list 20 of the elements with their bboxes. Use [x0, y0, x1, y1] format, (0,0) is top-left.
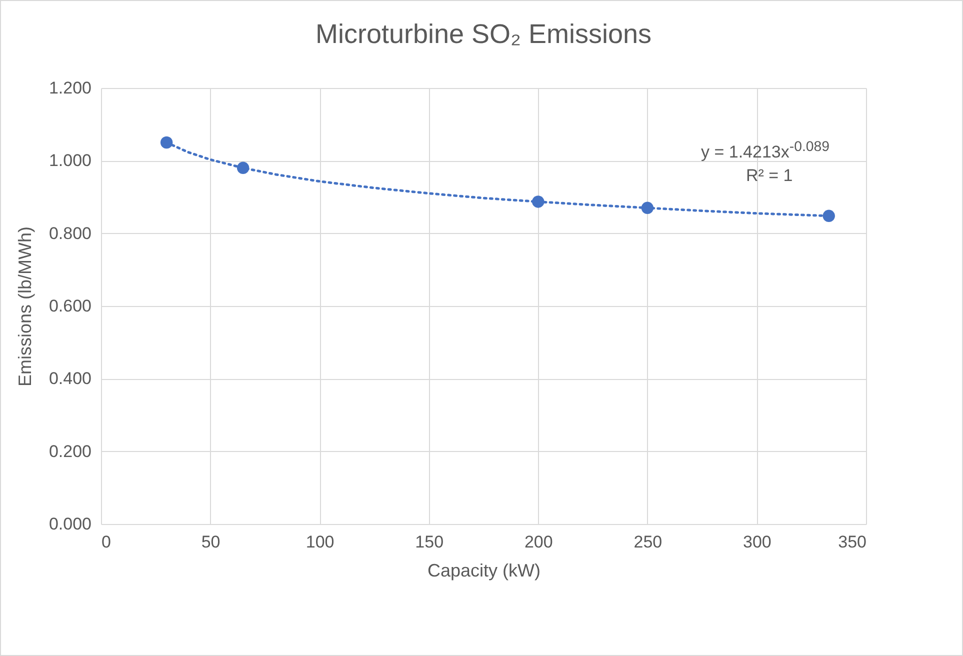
x-tick-label: 350 [838, 532, 866, 552]
y-tick-label: 1.000 [48, 151, 92, 170]
x-axis-title: Capacity (kW) [427, 560, 541, 580]
x-tick-label: 0 [102, 532, 111, 552]
x-tick-label: 200 [524, 532, 553, 552]
x-tick-label: 100 [306, 532, 334, 552]
annotation: R² = 1 [746, 166, 793, 186]
y-tick-label: 0.200 [48, 442, 92, 461]
y-tick-label: 1.200 [48, 78, 92, 98]
y-axis-title: Emissions (lb/MWh) [14, 226, 35, 387]
y-tick-label: 0.000 [48, 514, 92, 534]
y-tick-label: 0.600 [48, 296, 92, 316]
chart-title: Microturbine SO₂ Emissions [315, 19, 652, 49]
y-tick-label: 0.400 [48, 369, 92, 388]
x-tick-label: 50 [201, 532, 220, 552]
x-tick-label: 250 [634, 532, 662, 552]
x-tick-label: 150 [415, 532, 444, 552]
x-tick-label: 300 [743, 532, 772, 552]
annotation: y = 1.4213x$^{-0.089}$ [701, 139, 830, 163]
y-tick-label: 0.800 [48, 224, 92, 243]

Direction: Reproduce the lines above word for word, omitting the picture.

Exercise answer:
list 20 of the elements with their bboxes. Use [x0, y0, x1, y1] format, (0,0) is top-left.
x-tick-label: 350 [838, 532, 866, 552]
y-tick-label: 1.000 [48, 151, 92, 170]
x-axis-title: Capacity (kW) [427, 560, 541, 580]
x-tick-label: 0 [102, 532, 111, 552]
x-tick-label: 200 [524, 532, 553, 552]
x-tick-label: 100 [306, 532, 334, 552]
annotation: R² = 1 [746, 166, 793, 186]
y-tick-label: 0.200 [48, 442, 92, 461]
y-tick-label: 1.200 [48, 78, 92, 98]
y-axis-title: Emissions (lb/MWh) [14, 226, 35, 387]
y-tick-label: 0.000 [48, 514, 92, 534]
y-tick-label: 0.600 [48, 296, 92, 316]
chart-title: Microturbine SO₂ Emissions [315, 19, 652, 49]
y-tick-label: 0.400 [48, 369, 92, 388]
x-tick-label: 50 [201, 532, 220, 552]
x-tick-label: 250 [634, 532, 662, 552]
x-tick-label: 150 [415, 532, 444, 552]
x-tick-label: 300 [743, 532, 772, 552]
annotation: y = 1.4213x$^{-0.089}$ [701, 139, 830, 163]
y-tick-label: 0.800 [48, 224, 92, 243]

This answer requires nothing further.